● PASSAGE
★ ★ ★ ★
Neuroradiologist Pursues Clinician-Scientist Track With Scholarship Support and Strong UC Mentors

Achala Vagal, MD, is passionate about research. Like many busy clinicians, though, she found it difficult to carve out sufficient time to pursue her research interests in a meaningful way.  

Vagal—a UC College of Medicine assistant professor and neuroradiologist with UC Health University Hospital—decided she would set her sights on becoming a "clinician-scientist,” splitting her time between clinical practice and research. 

Her recent selection as the 2012 American Roentgen Ray Society (ARRS) Elio Bracco Scholar is making these aspirations a reality. The elite professional scholarship, which begins July 1 and continues for two years, recognizes her promise as a researcher and provides funding to offset the costs of her time dedicated to research and education. 

Internal Research Training, Coaching Resources

When Vagal began looking for resources to pursue her research aspirations, she was impressed with the support available right here on the UC medical campus through the Center for Clinical and Translational Science and Training (CCTST) and UC Office of Research.  

The CCTST connected her with the certificate of clinical and translational science through the UC environmental health department in early 2011 to begin her formal training in research. The certificate program is designed to give physicians, fellows and other medical professionals an introduction to clinical and translational research. Students have the option to transition into the master’s in clinical and translational science offer for a more in-depth training in epidemiology, study design, biostatistics, ethical issues and many other areas.
★ ★ ★ ★
● EXERCISE INSTRUCTIONS
According to the article, when does the Elio Bracco scholarship begin, and how long does it continue?

Dataset entries:
★ ★ ★ ★
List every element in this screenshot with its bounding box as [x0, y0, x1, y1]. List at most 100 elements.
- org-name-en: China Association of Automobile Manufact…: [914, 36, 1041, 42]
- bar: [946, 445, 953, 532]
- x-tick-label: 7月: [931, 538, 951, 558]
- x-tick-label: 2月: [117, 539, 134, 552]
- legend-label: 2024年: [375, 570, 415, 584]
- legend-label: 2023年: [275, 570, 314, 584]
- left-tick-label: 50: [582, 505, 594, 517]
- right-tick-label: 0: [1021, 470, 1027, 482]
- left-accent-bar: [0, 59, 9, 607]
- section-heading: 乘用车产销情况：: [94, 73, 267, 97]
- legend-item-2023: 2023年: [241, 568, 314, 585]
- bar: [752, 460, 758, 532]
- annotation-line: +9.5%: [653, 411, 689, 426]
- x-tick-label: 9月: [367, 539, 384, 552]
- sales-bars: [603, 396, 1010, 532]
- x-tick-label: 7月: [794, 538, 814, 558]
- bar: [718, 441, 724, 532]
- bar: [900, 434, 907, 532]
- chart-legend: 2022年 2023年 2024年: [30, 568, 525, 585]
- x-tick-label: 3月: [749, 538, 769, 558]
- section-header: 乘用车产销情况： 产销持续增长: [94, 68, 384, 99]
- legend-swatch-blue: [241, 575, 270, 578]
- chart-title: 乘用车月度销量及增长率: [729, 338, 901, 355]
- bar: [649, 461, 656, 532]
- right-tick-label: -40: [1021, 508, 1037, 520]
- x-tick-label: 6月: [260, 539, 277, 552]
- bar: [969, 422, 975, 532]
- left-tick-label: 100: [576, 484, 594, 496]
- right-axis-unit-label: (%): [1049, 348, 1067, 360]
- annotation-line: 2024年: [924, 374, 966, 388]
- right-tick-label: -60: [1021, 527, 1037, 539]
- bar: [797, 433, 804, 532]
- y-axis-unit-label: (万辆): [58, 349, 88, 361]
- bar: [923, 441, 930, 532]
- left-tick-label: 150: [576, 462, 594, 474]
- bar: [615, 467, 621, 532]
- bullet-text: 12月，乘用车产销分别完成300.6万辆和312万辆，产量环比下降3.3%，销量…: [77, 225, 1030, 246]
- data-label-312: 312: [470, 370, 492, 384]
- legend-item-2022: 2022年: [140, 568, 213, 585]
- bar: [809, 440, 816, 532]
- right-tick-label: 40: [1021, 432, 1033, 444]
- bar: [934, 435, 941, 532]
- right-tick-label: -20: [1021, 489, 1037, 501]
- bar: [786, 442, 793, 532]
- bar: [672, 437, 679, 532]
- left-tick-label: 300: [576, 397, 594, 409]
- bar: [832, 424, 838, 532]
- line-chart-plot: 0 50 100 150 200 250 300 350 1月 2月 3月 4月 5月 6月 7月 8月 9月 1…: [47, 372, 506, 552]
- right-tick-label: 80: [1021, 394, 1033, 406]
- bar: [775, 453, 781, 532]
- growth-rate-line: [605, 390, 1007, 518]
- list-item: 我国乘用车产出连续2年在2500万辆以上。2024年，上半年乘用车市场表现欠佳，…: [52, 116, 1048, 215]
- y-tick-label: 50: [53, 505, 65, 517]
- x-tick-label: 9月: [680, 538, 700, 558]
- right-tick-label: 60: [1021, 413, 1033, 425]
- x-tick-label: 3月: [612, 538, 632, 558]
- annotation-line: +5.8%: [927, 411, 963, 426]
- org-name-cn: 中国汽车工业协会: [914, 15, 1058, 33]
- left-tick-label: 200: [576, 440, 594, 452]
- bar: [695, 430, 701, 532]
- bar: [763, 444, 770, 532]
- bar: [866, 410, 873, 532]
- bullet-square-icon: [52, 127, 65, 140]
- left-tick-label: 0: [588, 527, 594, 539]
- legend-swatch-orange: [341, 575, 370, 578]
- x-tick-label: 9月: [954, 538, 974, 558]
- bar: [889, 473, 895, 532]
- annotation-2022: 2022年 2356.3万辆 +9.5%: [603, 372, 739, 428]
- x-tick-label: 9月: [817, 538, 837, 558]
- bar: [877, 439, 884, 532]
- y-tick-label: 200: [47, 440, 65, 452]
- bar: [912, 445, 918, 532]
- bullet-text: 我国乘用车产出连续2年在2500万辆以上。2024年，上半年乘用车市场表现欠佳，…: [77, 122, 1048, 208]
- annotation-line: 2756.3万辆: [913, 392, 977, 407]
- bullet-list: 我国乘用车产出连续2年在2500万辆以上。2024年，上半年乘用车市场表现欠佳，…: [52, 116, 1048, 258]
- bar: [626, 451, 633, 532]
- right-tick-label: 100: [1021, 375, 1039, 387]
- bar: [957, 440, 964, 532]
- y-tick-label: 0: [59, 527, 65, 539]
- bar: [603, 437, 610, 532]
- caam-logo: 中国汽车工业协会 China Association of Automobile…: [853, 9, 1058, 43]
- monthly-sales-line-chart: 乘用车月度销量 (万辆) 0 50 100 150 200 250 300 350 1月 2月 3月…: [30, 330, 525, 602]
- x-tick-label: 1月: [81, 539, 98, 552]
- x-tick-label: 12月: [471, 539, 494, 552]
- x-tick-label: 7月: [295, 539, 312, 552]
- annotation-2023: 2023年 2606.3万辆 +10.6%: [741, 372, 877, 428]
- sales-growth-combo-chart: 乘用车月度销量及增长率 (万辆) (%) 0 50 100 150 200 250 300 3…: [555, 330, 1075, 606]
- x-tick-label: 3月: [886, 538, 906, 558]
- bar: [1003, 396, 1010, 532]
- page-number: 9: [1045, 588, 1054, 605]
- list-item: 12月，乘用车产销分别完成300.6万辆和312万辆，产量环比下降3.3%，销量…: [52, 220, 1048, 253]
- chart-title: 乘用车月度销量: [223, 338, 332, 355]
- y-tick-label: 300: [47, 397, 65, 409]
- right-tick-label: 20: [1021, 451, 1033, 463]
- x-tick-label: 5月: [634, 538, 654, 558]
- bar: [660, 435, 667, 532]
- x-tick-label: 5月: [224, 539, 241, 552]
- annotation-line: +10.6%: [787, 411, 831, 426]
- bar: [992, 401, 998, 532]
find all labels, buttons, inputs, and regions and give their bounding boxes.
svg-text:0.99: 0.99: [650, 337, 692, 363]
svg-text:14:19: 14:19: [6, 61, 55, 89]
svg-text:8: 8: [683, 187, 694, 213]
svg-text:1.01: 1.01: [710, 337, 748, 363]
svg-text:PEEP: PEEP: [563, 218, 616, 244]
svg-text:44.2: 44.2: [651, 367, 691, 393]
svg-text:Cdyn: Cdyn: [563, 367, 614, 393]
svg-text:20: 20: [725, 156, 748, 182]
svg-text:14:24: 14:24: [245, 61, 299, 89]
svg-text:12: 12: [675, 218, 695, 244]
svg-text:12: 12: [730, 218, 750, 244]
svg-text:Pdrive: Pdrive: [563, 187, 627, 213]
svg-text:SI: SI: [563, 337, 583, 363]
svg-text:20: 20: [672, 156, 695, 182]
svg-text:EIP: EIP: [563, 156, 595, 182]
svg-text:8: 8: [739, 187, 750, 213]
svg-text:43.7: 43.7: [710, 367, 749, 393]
★ ★ ★ ★
● REPLY TO THE EXERCISE
It begins July 1 and continues for two years.